# start of RECORDS TO PROCESS

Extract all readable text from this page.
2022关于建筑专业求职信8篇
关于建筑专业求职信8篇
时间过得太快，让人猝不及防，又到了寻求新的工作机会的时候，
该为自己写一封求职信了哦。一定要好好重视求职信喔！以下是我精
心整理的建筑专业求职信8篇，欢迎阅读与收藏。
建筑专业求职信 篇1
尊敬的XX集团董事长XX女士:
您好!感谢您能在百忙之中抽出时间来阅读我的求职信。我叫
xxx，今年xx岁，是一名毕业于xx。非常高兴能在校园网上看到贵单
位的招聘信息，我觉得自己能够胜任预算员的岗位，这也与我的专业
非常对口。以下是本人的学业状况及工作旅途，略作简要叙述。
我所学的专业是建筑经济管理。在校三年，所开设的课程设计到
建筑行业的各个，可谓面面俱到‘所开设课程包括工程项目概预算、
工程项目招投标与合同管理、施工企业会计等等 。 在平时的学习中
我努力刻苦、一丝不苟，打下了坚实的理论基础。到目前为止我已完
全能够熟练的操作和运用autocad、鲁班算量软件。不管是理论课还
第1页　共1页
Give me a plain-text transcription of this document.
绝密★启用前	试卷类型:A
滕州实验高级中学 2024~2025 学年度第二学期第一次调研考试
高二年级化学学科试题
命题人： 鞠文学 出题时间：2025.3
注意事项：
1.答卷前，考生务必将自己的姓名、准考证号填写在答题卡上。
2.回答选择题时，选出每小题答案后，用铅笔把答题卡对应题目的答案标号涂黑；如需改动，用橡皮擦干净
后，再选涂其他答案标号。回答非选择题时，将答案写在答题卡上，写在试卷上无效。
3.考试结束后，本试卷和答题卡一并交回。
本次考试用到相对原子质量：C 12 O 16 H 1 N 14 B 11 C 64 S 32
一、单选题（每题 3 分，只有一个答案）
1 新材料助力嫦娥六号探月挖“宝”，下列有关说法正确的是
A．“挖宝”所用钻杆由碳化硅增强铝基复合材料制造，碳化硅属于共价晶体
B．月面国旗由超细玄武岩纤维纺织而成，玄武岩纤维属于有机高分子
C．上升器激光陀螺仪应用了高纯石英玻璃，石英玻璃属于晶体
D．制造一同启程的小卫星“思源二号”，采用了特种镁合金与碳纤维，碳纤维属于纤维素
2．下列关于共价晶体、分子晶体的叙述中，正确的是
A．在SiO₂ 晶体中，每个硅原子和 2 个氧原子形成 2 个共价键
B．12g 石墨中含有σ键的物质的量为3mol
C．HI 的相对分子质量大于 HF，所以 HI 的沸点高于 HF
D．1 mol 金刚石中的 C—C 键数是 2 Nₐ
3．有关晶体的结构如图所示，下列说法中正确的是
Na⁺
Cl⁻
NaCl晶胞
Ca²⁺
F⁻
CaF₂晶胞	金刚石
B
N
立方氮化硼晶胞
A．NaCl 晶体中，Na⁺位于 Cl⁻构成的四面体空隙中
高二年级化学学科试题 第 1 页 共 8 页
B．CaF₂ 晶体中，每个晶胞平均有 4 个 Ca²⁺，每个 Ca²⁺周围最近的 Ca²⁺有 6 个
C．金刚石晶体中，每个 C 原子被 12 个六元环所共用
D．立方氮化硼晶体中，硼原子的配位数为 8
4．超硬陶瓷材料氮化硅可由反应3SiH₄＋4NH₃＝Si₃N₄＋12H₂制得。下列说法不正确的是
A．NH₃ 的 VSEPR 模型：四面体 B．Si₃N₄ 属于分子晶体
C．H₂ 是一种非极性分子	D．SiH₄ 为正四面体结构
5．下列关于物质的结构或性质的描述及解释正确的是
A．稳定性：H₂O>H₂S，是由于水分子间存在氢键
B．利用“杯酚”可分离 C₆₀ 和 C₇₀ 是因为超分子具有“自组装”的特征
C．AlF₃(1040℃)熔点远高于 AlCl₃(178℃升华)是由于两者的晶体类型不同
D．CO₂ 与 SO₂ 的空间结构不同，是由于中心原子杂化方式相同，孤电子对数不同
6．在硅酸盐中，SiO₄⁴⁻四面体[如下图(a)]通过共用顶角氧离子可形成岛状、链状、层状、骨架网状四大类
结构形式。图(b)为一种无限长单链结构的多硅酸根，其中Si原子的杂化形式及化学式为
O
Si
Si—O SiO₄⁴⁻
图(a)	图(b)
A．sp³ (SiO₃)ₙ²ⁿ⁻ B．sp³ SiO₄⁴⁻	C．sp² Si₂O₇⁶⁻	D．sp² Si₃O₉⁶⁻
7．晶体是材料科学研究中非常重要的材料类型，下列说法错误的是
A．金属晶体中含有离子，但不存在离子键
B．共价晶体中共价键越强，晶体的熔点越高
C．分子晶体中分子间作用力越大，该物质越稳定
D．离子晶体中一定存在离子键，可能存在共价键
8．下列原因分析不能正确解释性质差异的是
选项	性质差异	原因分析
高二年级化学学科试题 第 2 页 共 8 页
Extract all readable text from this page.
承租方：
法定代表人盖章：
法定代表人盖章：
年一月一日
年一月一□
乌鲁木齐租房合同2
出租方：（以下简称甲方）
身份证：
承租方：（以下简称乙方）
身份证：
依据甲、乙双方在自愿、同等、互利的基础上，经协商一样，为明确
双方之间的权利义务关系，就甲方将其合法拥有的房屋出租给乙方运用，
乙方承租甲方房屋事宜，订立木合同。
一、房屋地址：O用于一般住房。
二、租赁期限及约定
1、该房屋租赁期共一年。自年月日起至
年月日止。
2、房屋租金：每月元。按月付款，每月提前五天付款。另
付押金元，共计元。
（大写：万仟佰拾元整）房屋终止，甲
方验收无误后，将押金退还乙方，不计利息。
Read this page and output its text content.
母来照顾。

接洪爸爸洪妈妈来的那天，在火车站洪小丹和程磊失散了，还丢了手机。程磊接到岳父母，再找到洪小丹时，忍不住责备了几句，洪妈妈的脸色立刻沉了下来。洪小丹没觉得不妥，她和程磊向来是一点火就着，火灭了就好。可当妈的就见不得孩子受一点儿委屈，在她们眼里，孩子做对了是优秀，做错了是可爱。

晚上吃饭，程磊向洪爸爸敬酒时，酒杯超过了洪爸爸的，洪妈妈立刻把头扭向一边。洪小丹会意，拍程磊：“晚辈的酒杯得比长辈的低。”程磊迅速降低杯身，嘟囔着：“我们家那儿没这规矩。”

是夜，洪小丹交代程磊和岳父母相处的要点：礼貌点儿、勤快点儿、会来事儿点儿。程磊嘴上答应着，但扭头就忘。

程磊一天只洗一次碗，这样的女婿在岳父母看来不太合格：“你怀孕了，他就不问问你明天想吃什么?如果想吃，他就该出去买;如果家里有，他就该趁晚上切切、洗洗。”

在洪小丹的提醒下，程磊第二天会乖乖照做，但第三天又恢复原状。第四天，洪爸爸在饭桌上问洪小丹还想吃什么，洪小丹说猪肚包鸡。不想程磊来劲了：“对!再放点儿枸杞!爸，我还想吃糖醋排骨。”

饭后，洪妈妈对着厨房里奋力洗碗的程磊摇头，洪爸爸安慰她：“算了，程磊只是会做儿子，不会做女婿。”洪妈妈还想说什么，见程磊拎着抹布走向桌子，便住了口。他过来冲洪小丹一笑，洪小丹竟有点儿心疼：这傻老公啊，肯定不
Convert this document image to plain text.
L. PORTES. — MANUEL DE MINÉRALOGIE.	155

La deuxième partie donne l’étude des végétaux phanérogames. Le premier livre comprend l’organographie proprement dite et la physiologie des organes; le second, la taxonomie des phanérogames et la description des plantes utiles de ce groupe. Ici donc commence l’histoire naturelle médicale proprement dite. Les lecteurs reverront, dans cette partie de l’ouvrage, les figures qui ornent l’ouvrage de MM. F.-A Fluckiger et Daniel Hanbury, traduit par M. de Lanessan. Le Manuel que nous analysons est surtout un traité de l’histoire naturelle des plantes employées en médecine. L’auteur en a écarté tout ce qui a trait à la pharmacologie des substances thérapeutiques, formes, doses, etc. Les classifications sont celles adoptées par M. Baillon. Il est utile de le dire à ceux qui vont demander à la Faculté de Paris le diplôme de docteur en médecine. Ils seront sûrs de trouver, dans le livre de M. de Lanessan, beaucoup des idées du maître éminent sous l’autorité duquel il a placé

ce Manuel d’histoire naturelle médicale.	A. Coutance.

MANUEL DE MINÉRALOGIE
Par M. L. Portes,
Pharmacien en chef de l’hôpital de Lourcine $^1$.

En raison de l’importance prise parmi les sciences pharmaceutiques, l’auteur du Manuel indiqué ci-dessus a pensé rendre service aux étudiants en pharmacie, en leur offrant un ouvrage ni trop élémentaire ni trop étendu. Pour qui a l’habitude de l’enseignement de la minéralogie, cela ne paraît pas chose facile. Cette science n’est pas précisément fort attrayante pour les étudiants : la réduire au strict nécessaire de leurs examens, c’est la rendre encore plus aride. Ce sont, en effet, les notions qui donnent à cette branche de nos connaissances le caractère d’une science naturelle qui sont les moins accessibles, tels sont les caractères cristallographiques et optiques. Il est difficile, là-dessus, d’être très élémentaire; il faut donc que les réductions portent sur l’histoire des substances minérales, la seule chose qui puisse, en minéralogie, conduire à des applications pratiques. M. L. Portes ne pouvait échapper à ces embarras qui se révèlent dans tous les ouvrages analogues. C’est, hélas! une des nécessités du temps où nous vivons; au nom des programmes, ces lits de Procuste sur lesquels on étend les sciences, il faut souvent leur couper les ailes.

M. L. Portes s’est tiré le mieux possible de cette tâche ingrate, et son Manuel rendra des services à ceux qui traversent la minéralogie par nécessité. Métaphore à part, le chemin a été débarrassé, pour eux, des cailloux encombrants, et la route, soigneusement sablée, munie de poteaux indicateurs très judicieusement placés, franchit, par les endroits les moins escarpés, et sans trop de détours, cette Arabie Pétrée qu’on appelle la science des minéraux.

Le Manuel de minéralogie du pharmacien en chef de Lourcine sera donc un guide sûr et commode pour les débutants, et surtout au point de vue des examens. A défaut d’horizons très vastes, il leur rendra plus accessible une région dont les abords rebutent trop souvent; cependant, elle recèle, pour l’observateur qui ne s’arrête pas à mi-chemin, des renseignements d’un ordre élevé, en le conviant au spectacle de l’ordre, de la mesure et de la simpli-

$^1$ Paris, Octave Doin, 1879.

# end of RECORDS TO PROCESS

▶ **WRITTEN INSTRUCTION**: Which lines hold the word "Si₃N₄"? Copy all of them.

▶ **WORKED SOLUTION**:
4．超硬陶瓷材料氮化硅可由反应3SiH₄＋4NH₃＝Si₃N₄＋12H₂制得。下列说法不正确的是
A．NH₃ 的 VSEPR 模型：四面体 B．Si₃N₄ 属于分子晶体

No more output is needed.